++++ Material for the task

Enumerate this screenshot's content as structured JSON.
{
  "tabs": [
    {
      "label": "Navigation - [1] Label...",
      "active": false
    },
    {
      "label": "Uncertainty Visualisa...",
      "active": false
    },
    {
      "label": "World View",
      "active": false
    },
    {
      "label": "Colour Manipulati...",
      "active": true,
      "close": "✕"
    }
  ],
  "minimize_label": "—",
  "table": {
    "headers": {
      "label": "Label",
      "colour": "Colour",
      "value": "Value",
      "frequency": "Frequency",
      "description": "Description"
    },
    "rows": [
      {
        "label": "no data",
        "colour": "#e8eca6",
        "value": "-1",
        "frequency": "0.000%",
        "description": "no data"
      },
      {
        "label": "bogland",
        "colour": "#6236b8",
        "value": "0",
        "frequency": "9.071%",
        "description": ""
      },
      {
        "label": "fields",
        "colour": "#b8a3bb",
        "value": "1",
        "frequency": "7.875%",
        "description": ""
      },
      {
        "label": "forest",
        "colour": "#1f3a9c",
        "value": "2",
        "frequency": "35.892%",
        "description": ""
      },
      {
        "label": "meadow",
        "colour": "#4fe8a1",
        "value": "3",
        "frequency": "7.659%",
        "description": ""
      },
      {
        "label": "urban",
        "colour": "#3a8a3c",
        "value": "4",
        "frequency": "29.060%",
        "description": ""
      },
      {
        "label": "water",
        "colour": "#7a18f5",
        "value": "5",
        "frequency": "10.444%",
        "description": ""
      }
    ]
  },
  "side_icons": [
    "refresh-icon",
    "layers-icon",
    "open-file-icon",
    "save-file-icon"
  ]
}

++++++++

# [Required work]
Find all lines with "value" in them and copy each one.

# [Result of the task]
      "value": "Value",
        "value": "-1",
        "value": "0",
        "value": "1",
        "value": "2",
        "value": "3",
        "value": "4",
        "value": "5",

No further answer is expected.